(Source records)
○ ○ ○ ○ ○
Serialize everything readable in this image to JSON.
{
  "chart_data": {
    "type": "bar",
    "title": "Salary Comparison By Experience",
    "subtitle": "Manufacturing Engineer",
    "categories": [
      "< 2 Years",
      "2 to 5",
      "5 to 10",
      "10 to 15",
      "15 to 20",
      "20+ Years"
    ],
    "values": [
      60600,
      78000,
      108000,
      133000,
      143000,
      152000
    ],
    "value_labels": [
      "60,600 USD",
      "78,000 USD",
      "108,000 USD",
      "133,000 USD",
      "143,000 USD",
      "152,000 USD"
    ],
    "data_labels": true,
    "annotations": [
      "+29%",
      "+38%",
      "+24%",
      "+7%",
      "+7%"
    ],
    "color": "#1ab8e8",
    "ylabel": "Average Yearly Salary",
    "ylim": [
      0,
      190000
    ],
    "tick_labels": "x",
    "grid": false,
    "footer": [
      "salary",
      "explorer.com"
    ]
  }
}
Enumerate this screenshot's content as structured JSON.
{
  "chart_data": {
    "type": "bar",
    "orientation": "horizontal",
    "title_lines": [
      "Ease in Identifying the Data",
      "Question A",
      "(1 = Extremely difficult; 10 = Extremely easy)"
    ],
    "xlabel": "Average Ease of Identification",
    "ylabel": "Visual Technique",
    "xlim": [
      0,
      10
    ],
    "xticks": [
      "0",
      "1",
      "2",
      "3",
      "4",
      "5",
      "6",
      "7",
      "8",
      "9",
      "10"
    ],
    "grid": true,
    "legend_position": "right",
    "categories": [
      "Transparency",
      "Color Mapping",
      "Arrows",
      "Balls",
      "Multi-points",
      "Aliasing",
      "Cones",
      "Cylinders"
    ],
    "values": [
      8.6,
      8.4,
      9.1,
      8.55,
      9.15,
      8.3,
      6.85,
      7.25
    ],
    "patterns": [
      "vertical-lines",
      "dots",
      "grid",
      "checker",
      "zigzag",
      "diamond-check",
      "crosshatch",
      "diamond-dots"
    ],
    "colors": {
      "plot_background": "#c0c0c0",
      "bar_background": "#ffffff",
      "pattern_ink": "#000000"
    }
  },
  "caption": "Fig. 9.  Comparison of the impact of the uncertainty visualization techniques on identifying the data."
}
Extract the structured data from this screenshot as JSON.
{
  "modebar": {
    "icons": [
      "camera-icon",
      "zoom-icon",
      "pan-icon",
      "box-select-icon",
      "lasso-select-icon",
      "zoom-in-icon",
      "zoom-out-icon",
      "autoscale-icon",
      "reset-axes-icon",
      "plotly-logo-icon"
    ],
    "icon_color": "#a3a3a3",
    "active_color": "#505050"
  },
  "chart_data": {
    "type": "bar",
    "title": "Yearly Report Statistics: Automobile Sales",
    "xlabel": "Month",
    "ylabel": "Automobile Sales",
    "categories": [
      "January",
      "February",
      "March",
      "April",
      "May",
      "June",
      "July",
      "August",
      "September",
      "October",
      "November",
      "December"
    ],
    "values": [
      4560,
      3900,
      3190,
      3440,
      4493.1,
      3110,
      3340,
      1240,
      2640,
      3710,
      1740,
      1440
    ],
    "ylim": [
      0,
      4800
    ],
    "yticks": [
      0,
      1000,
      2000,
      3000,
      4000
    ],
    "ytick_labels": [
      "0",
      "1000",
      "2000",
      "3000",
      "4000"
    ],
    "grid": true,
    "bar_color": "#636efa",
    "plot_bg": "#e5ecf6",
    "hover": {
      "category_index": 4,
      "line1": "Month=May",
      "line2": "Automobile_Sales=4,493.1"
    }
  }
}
○ ○ ○ ○ ○
* [Aim of the task] Extract each entry in full, exactly as given.

* [Written solution]
Serialize everything readable in this image to JSON.
{
  "chart_data": {
    "type": "bar",
    "title": "Salary Comparison By Experience",
    "subtitle": "Manufacturing Engineer",
    "categories": [
      "< 2 Years",
      "2 to 5",
      "5 to 10",
      "10 to 15",
      "15 to 20",
      "20+ Years"
    ],
    "values": [
      60600,
      78000,
      108000,
      133000,
      143000,
      152000
    ],
    "value_labels": [
      "60,600 USD",
      "78,000 USD",
      "108,000 USD",
      "133,000 USD",
      "143,000 USD",
      "152,000 USD"
    ],
    "data_labels": true,
    "annotations": [
      "+29%",
      "+38%",
      "+24%",
      "+7%",
      "+7%"
    ],
    "color": "#1ab8e8",
    "ylabel": "Average Yearly Salary",
    "ylim": [
      0,
      190000
    ],
    "tick_labels": "x",
    "grid": false,
    "footer": [
      "salary",
      "explorer.com"
    ]
  }
}
Enumerate this screenshot's content as structured JSON.
{
  "chart_data": {
    "type": "bar",
    "orientation": "horizontal",
    "title_lines": [
      "Ease in Identifying the Data",
      "Question A",
      "(1 = Extremely difficult; 10 = Extremely easy)"
    ],
    "xlabel": "Average Ease of Identification",
    "ylabel": "Visual Technique",
    "xlim": [
      0,
      10
    ],
    "xticks": [
      "0",
      "1",
      "2",
      "3",
      "4",
      "5",
      "6",
      "7",
      "8",
      "9",
      "10"
    ],
    "grid": true,
    "legend_position": "right",
    "categories": [
      "Transparency",
      "Color Mapping",
      "Arrows",
      "Balls",
      "Multi-points",
      "Aliasing",
      "Cones",
      "Cylinders"
    ],
    "values": [
      8.6,
      8.4,
      9.1,
      8.55,
      9.15,
      8.3,
      6.85,
      7.25
    ],
    "patterns": [
      "vertical-lines",
      "dots",
      "grid",
      "checker",
      "zigzag",
      "diamond-check",
      "crosshatch",
      "diamond-dots"
    ],
    "colors": {
      "plot_background": "#c0c0c0",
      "bar_background": "#ffffff",
      "pattern_ink": "#000000"
    }
  },
  "caption": "Fig. 9.  Comparison of the impact of the uncertainty visualization techniques on identifying the data."
}
Extract the structured data from this screenshot as JSON.
{
  "modebar": {
    "icons": [
      "camera-icon",
      "zoom-icon",
      "pan-icon",
      "box-select-icon",
      "lasso-select-icon",
      "zoom-in-icon",
      "zoom-out-icon",
      "autoscale-icon",
      "reset-axes-icon",
      "plotly-logo-icon"
    ],
    "icon_color": "#a3a3a3",
    "active_color": "#505050"
  },
  "chart_data": {
    "type": "bar",
    "title": "Yearly Report Statistics: Automobile Sales",
    "xlabel": "Month",
    "ylabel": "Automobile Sales",
    "categories": [
      "January",
      "February",
      "March",
      "April",
      "May",
      "June",
      "July",
      "August",
      "September",
      "October",
      "November",
      "December"
    ],
    "values": [
      4560,
      3900,
      3190,
      3440,
      4493.1,
      3110,
      3340,
      1240,
      2640,
      3710,
      1740,
      1440
    ],
    "ylim": [
      0,
      4800
    ],
    "yticks": [
      0,
      1000,
      2000,
      3000,
      4000
    ],
    "ytick_labels": [
      "0",
      "1000",
      "2000",
      "3000",
      "4000"
    ],
    "grid": true,
    "bar_color": "#636efa",
    "plot_bg": "#e5ecf6",
    "hover": {
      "category_index": 4,
      "line1": "Month=May",
      "line2": "Automobile_Sales=4,493.1"
    }
  }
}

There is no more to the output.